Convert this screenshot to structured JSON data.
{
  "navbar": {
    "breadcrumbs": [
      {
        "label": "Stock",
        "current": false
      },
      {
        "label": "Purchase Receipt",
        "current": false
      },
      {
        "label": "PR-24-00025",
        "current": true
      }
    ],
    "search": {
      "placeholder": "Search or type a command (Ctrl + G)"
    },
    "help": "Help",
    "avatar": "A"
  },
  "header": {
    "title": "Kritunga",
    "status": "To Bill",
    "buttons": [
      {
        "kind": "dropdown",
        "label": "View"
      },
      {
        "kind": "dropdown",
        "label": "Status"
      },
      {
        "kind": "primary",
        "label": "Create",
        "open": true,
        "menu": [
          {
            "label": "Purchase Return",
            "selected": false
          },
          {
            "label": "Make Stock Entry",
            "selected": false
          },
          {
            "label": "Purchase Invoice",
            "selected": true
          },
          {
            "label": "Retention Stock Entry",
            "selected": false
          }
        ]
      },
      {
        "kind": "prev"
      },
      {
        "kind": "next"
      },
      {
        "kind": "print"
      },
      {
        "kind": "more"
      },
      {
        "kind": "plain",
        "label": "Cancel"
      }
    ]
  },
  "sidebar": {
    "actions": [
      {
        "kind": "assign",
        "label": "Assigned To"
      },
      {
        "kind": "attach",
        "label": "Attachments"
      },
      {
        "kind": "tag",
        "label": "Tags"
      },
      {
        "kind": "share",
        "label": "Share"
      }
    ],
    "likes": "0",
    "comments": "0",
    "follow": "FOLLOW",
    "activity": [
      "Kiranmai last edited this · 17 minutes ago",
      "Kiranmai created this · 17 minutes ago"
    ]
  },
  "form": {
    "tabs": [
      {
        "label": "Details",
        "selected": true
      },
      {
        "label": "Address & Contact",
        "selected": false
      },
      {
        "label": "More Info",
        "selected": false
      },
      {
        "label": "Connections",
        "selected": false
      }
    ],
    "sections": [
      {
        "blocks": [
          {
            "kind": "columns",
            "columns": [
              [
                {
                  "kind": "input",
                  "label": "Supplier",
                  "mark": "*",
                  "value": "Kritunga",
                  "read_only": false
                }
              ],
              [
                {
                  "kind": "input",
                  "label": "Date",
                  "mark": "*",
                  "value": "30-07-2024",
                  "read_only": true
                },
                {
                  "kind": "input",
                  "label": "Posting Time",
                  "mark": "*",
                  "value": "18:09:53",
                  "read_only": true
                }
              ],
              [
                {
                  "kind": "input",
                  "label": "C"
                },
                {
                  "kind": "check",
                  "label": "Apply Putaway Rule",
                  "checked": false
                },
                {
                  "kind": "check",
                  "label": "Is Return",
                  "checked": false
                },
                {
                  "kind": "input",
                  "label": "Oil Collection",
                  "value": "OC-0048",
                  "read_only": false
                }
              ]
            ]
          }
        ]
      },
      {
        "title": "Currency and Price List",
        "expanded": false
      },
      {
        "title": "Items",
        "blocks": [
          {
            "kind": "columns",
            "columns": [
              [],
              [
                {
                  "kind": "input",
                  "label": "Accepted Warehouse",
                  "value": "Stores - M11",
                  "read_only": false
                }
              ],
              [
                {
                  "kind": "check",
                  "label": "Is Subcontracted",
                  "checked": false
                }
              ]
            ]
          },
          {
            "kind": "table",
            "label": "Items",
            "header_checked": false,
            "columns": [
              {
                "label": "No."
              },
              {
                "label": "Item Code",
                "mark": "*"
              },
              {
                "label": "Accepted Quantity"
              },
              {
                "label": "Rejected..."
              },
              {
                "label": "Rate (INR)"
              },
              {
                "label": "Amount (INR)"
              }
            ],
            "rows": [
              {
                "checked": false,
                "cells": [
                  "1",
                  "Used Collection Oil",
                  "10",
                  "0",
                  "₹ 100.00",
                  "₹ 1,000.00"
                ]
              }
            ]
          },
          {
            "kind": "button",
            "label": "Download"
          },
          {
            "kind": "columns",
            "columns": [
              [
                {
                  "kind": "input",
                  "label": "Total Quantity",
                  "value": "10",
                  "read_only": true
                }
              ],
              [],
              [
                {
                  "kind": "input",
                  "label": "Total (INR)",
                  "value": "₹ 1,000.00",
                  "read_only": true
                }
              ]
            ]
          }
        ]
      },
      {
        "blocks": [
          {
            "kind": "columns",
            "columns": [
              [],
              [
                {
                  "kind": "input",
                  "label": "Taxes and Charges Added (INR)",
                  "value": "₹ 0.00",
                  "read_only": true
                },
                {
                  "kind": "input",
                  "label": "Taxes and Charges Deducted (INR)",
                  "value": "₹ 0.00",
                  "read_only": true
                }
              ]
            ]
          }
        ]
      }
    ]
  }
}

**Stated task:** Word for word, restate all of the data shown above.

**Task solution:**
Convert this screenshot to structured JSON data.
{
  "navbar": {
    "breadcrumbs": [
      {
        "label": "Stock",
        "current": false
      },
      {
        "label": "Purchase Receipt",
        "current": false
      },
      {
        "label": "PR-24-00025",
        "current": true
      }
    ],
    "search": {
      "placeholder": "Search or type a command (Ctrl + G)"
    },
    "help": "Help",
    "avatar": "A"
  },
  "header": {
    "title": "Kritunga",
    "status": "To Bill",
    "buttons": [
      {
        "kind": "dropdown",
        "label": "View"
      },
      {
        "kind": "dropdown",
        "label": "Status"
      },
      {
        "kind": "primary",
        "label": "Create",
        "open": true,
        "menu": [
          {
            "label": "Purchase Return",
            "selected": false
          },
          {
            "label": "Make Stock Entry",
            "selected": false
          },
          {
            "label": "Purchase Invoice",
            "selected": true
          },
          {
            "label": "Retention Stock Entry",
            "selected": false
          }
        ]
      },
      {
        "kind": "prev"
      },
      {
        "kind": "next"
      },
      {
        "kind": "print"
      },
      {
        "kind": "more"
      },
      {
        "kind": "plain",
        "label": "Cancel"
      }
    ]
  },
  "sidebar": {
    "actions": [
      {
        "kind": "assign",
        "label": "Assigned To"
      },
      {
        "kind": "attach",
        "label": "Attachments"
      },
      {
        "kind": "tag",
        "label": "Tags"
      },
      {
        "kind": "share",
        "label": "Share"
      }
    ],
    "likes": "0",
    "comments": "0",
    "follow": "FOLLOW",
    "activity": [
      "Kiranmai last edited this · 17 minutes ago",
      "Kiranmai created this · 17 minutes ago"
    ]
  },
  "form": {
    "tabs": [
      {
        "label": "Details",
        "selected": true
      },
      {
        "label": "Address & Contact",
        "selected": false
      },
      {
        "label": "More Info",
        "selected": false
      },
      {
        "label": "Connections",
        "selected": false
      }
    ],
    "sections": [
      {
        "blocks": [
          {
            "kind": "columns",
            "columns": [
              [
                {
                  "kind": "input",
                  "label": "Supplier",
                  "mark": "*",
                  "value": "Kritunga",
                  "read_only": false
                }
              ],
              [
                {
                  "kind": "input",
                  "label": "Date",
                  "mark": "*",
                  "value": "30-07-2024",
                  "read_only": true
                },
                {
                  "kind": "input",
                  "label": "Posting Time",
                  "mark": "*",
                  "value": "18:09:53",
                  "read_only": true
                }
              ],
              [
                {
                  "kind": "input",
                  "label": "C"
                },
                {
                  "kind": "check",
                  "label": "Apply Putaway Rule",
                  "checked": false
                },
                {
                  "kind": "check",
                  "label": "Is Return",
                  "checked": false
                },
                {
                  "kind": "input",
                  "label": "Oil Collection",
                  "value": "OC-0048",
                  "read_only": false
                }
              ]
            ]
          }
        ]
      },
      {
        "title": "Currency and Price List",
        "expanded": false
      },
      {
        "title": "Items",
        "blocks": [
          {
            "kind": "columns",
            "columns": [
              [],
              [
                {
                  "kind": "input",
                  "label": "Accepted Warehouse",
                  "value": "Stores - M11",
                  "read_only": false
                }
              ],
              [
                {
                  "kind": "check",
                  "label": "Is Subcontracted",
                  "checked": false
                }
              ]
            ]
          },
          {
            "kind": "table",
            "label": "Items",
            "header_checked": false,
            "columns": [
              {
                "label": "No."
              },
              {
                "label": "Item Code",
                "mark": "*"
              },
              {
                "label": "Accepted Quantity"
              },
              {
                "label": "Rejected..."
              },
              {
                "label": "Rate (INR)"
              },
              {
                "label": "Amount (INR)"
              }
            ],
            "rows": [
              {
                "checked": false,
                "cells": [
                  "1",
                  "Used Collection Oil",
                  "10",
                  "0",
                  "₹ 100.00",
                  "₹ 1,000.00"
                ]
              }
            ]
          },
          {
            "kind": "button",
            "label": "Download"
          },
          {
            "kind": "columns",
            "columns": [
              [
                {
                  "kind": "input",
                  "label": "Total Quantity",
                  "value": "10",
                  "read_only": true
                }
              ],
              [],
              [
                {
                  "kind": "input",
                  "label": "Total (INR)",
                  "value": "₹ 1,000.00",
                  "read_only": true
                }
              ]
            ]
          }
        ]
      },
      {
        "blocks": [
          {
            "kind": "columns",
            "columns": [
              [],
              [
                {
                  "kind": "input",
                  "label": "Taxes and Charges Added (INR)",
                  "value": "₹ 0.00",
                  "read_only": true
                },
                {
                  "kind": "input",
                  "label": "Taxes and Charges Deducted (INR)",
                  "value": "₹ 0.00",
                  "read_only": true
                }
              ]
            ]
          }
        ]
      }
    ]
  }
}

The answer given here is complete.